Extracted data entries:
* * * * * * *
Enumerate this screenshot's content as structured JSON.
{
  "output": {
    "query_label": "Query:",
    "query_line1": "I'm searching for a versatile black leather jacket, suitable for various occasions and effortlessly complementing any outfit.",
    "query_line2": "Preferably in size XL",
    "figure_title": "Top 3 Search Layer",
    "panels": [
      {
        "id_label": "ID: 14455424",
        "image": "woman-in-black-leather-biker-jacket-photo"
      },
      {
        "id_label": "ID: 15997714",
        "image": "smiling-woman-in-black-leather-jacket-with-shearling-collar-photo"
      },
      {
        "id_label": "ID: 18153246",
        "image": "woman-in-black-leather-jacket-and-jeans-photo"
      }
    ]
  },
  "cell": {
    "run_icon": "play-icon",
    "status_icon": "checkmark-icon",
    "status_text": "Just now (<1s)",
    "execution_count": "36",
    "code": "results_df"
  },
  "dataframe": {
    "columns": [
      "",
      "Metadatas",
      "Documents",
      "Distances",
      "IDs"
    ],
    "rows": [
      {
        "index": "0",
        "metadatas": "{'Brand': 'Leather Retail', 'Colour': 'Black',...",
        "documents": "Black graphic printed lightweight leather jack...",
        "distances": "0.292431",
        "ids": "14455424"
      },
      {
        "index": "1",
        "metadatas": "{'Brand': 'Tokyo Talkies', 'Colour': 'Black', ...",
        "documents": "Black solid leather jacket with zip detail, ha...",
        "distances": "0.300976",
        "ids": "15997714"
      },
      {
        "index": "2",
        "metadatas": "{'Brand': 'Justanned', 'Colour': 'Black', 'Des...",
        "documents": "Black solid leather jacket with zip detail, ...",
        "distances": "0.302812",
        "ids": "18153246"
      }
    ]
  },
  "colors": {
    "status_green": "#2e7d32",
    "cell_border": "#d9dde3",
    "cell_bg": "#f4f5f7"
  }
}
* * * * * * *
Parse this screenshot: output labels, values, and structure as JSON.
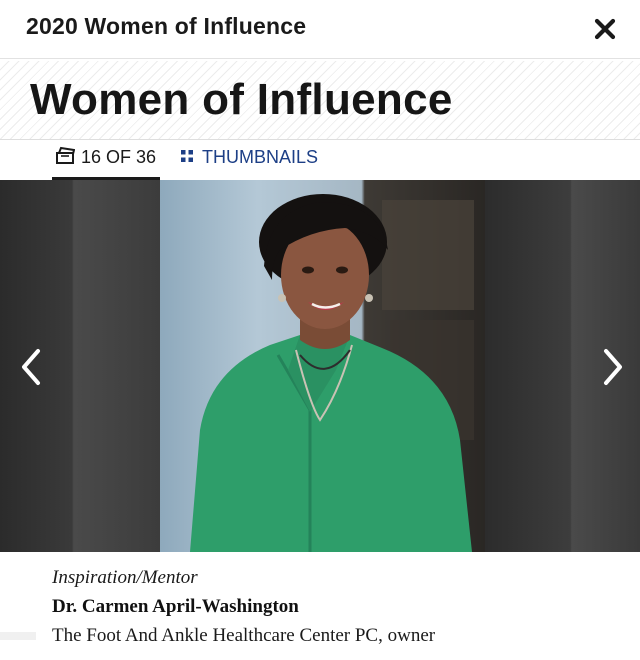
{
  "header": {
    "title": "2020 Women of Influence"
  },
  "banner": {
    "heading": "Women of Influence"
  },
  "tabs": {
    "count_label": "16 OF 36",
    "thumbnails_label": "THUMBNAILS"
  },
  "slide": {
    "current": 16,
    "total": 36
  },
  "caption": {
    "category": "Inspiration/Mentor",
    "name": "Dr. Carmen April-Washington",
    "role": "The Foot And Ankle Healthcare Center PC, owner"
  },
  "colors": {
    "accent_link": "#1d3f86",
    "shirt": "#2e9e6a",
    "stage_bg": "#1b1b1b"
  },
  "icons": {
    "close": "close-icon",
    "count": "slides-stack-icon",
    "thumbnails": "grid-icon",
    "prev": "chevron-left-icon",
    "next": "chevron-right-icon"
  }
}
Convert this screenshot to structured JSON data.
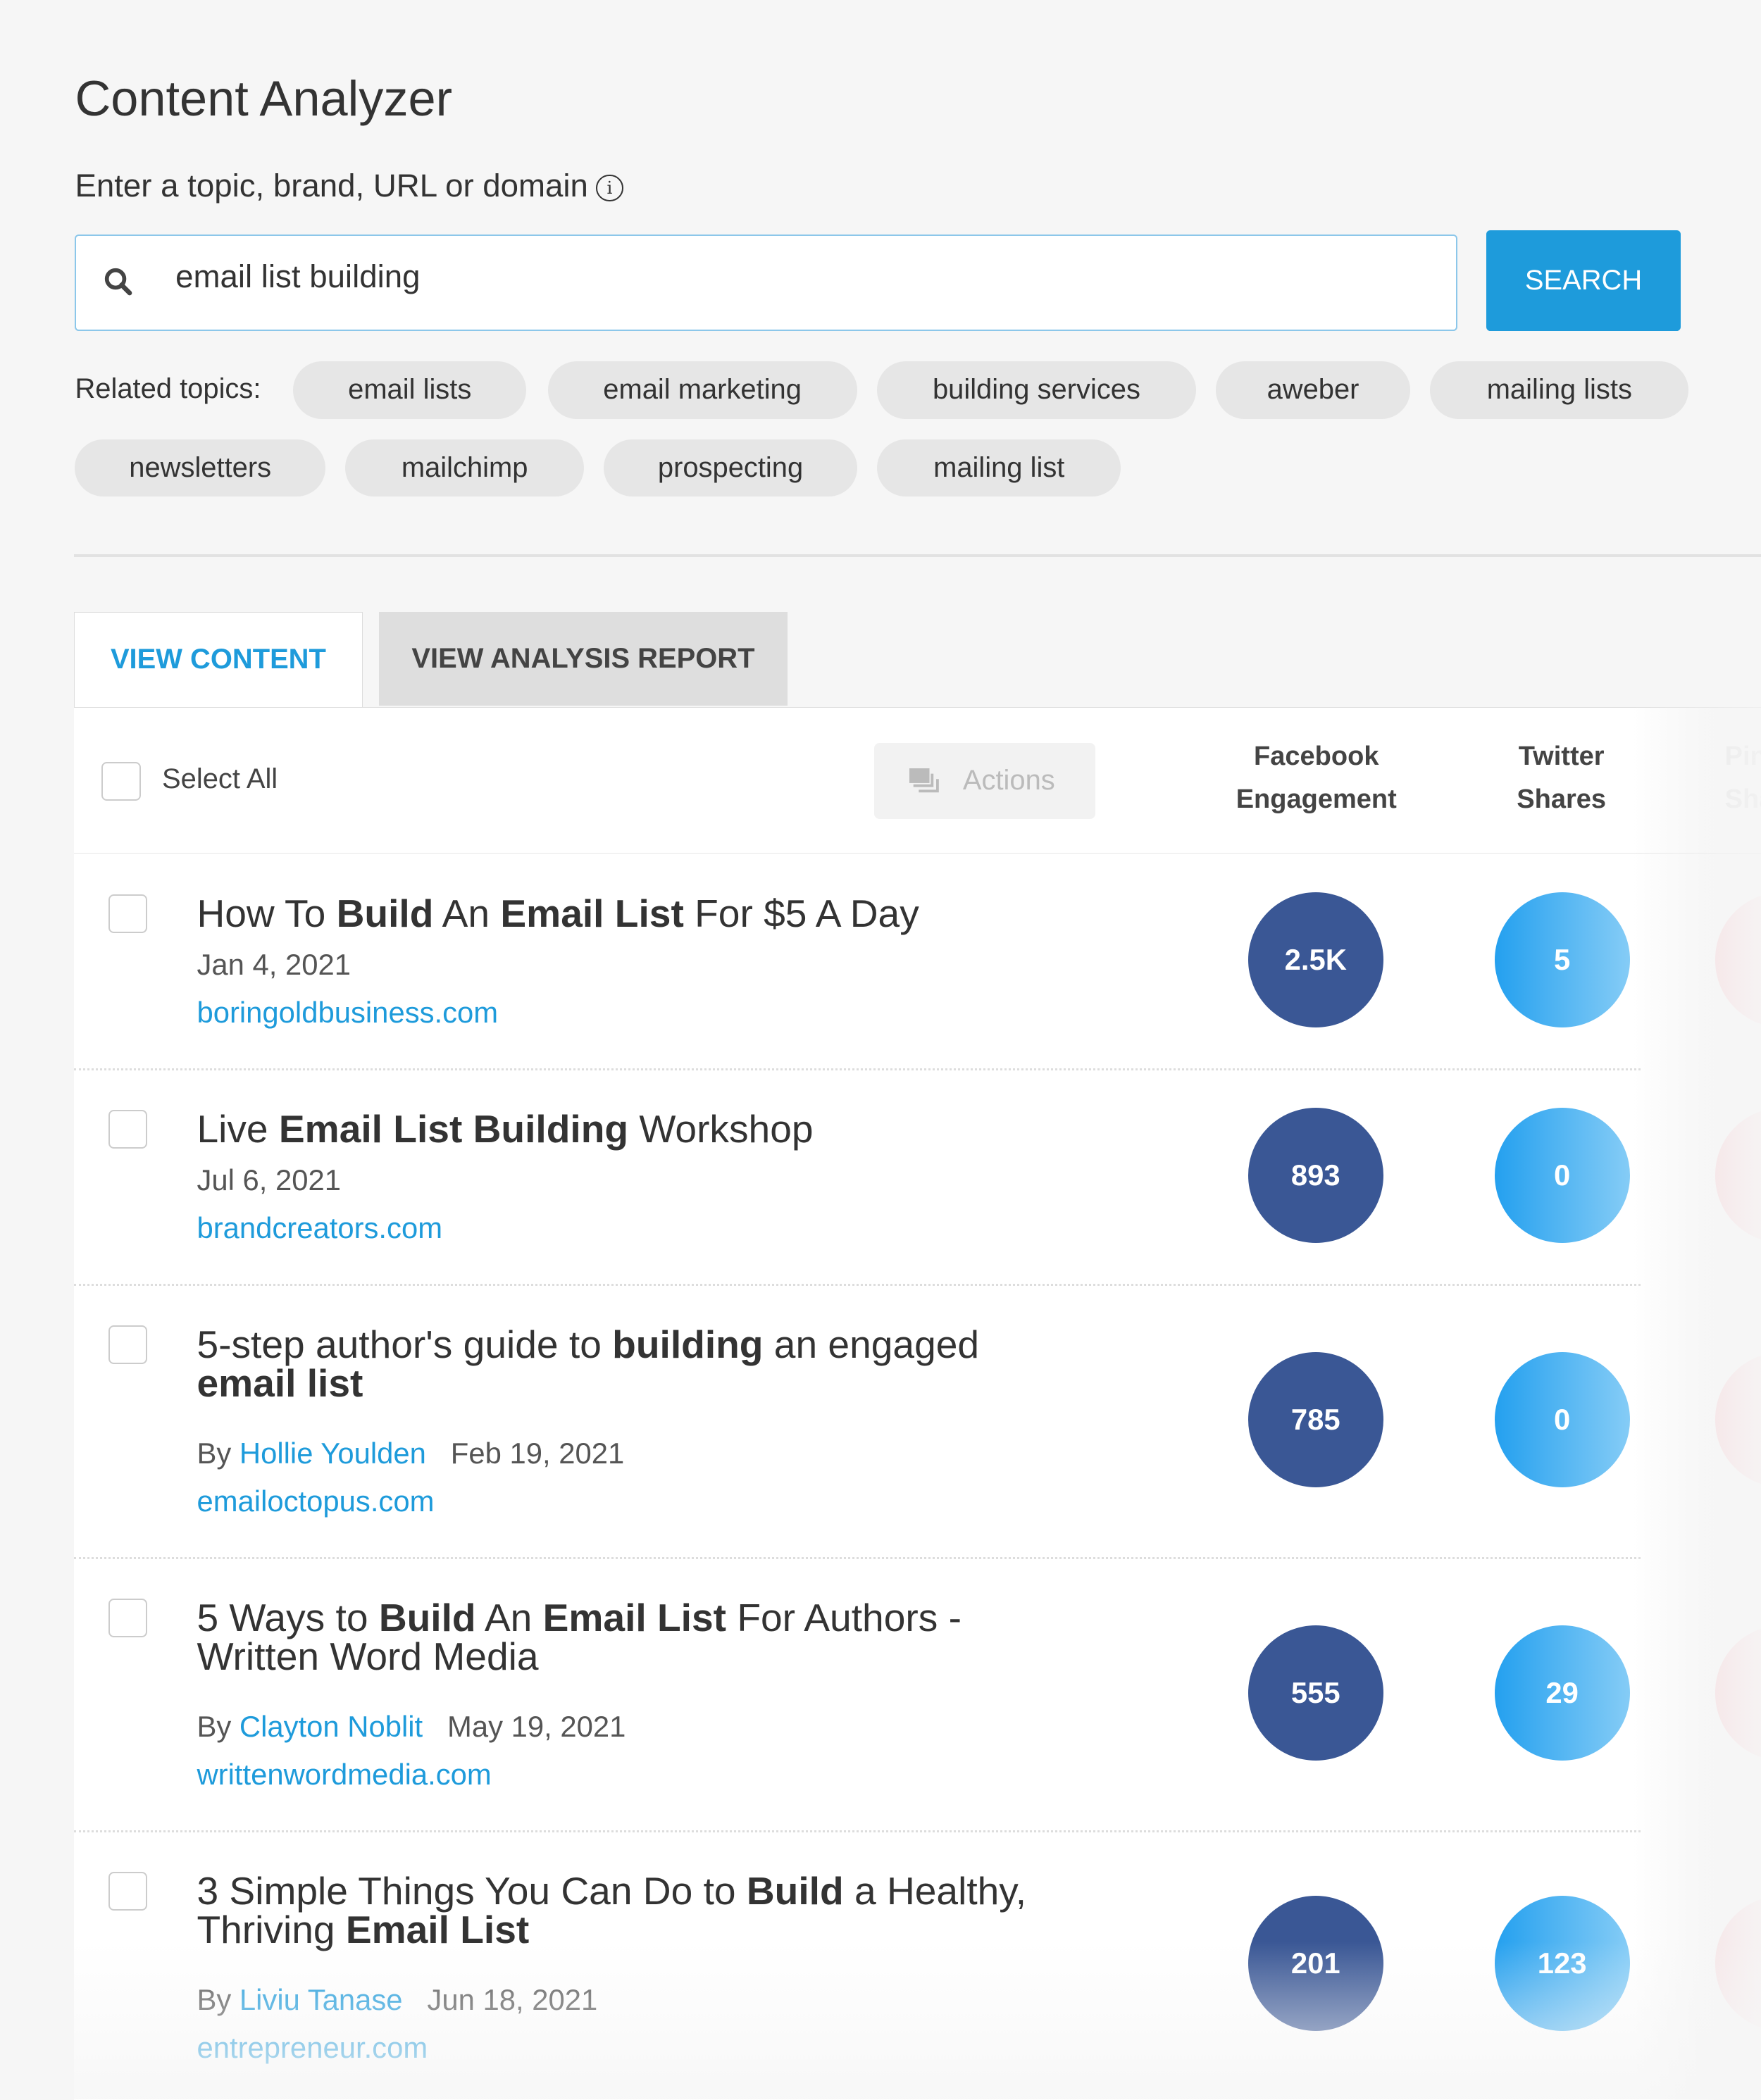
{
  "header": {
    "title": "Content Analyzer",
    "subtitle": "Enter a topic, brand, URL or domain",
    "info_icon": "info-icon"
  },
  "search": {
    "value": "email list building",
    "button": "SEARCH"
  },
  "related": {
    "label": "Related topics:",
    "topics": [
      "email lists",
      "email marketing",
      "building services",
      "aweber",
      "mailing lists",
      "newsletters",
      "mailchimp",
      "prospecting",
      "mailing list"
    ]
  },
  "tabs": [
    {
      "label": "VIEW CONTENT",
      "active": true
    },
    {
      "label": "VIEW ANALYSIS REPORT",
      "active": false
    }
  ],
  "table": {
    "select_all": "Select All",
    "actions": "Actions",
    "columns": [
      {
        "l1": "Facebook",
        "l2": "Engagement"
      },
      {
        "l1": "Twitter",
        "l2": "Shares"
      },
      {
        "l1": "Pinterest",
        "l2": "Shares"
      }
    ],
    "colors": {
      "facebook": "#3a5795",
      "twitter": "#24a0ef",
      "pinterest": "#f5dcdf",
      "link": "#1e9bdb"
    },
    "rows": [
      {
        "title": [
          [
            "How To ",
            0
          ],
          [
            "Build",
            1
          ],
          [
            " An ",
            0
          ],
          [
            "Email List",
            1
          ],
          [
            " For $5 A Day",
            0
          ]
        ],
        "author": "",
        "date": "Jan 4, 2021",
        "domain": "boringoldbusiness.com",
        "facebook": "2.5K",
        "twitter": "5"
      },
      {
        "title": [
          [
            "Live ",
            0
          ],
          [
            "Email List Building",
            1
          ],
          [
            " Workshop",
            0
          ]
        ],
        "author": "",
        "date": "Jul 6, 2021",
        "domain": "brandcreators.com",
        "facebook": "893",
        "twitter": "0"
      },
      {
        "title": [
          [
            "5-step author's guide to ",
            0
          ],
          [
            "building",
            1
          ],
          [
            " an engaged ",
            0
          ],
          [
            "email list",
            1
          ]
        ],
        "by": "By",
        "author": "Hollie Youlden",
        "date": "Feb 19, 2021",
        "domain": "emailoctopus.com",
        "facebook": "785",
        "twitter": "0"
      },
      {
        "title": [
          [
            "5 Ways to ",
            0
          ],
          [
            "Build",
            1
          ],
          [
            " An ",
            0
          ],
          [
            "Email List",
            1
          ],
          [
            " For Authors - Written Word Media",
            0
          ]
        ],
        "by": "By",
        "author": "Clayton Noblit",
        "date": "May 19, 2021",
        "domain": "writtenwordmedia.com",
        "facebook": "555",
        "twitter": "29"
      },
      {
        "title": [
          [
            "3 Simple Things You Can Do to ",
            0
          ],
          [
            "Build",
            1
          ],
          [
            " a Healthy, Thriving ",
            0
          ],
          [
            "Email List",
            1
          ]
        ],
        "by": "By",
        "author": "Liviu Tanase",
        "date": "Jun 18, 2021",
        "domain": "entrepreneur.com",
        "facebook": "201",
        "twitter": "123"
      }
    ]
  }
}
* * * * * * *
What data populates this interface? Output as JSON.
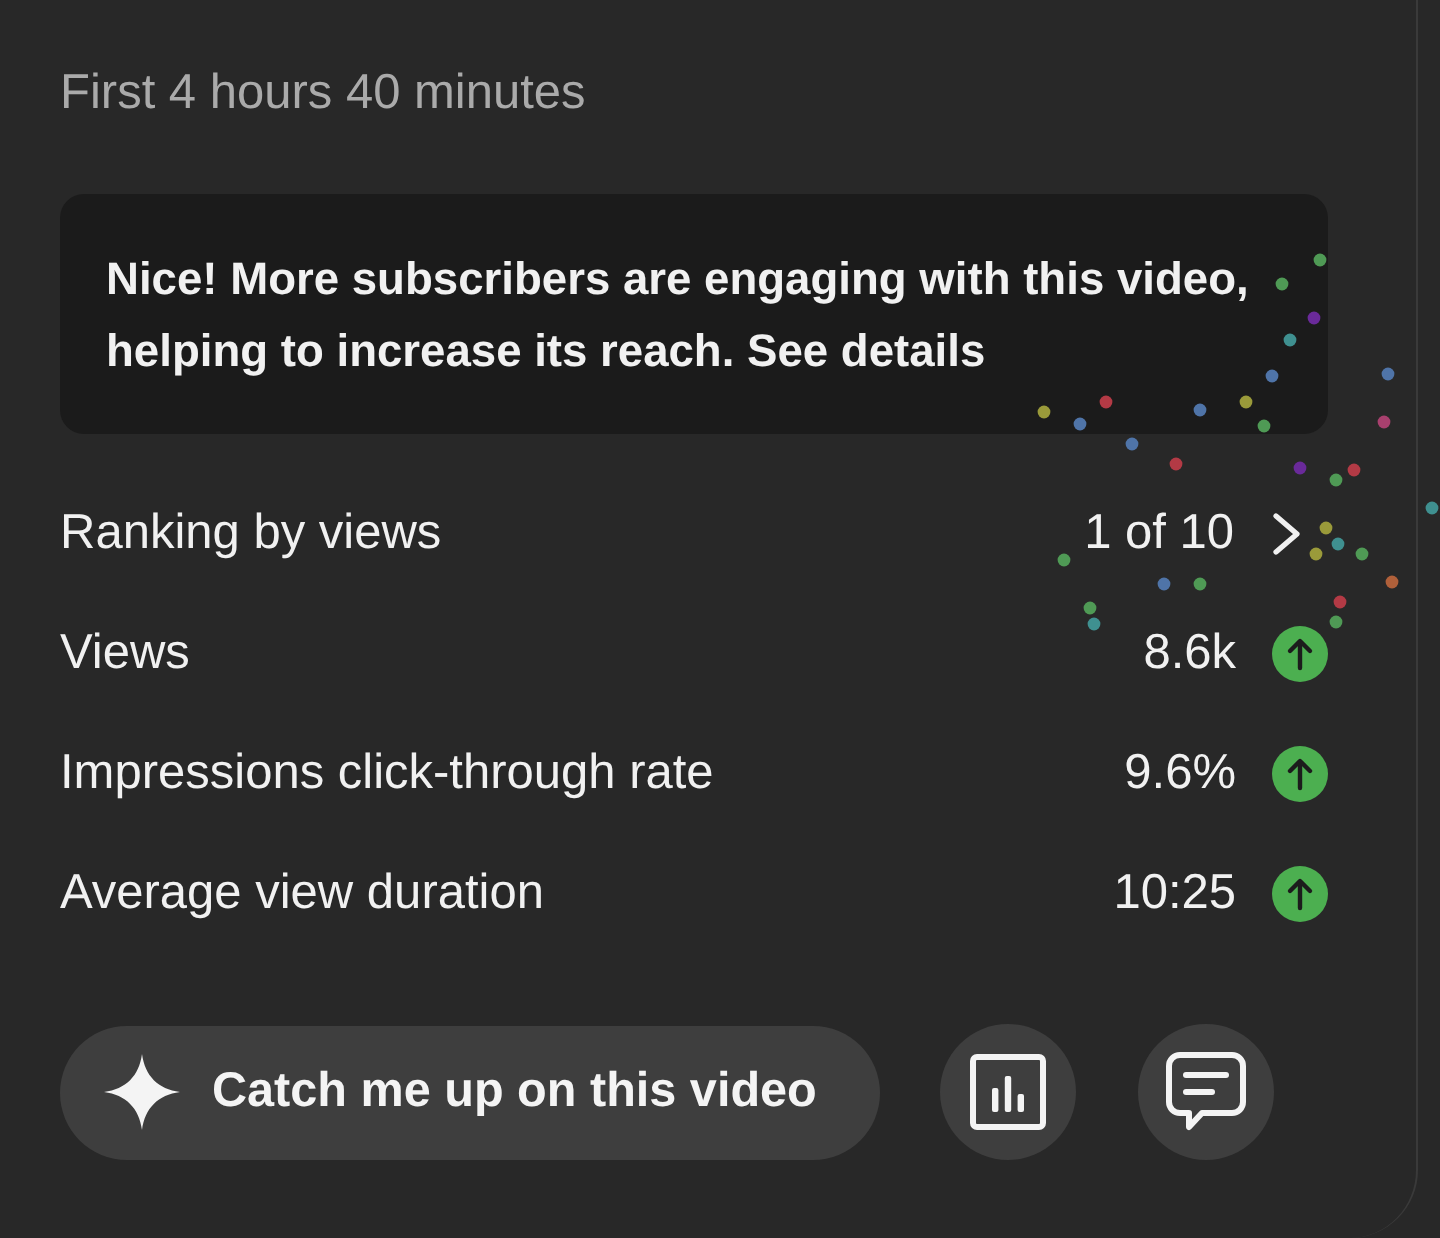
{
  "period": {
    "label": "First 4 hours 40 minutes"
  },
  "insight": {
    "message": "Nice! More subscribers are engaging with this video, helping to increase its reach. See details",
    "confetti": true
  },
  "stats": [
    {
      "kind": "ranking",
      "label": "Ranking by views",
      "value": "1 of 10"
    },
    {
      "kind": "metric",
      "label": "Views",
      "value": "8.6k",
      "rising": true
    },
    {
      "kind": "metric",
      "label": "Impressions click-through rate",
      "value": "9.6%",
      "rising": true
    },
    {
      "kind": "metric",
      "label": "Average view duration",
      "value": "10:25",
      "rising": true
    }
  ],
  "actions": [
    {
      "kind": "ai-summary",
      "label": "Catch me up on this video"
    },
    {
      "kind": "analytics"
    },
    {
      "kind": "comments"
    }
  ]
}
* * * * * * *
◆ **Instruction**:
Copy every line from the entries that contains the word "Influence".

◆ **Answer to the problem**:
    "title": "2020 Women of Influence"
    "heading": "Women of Influence"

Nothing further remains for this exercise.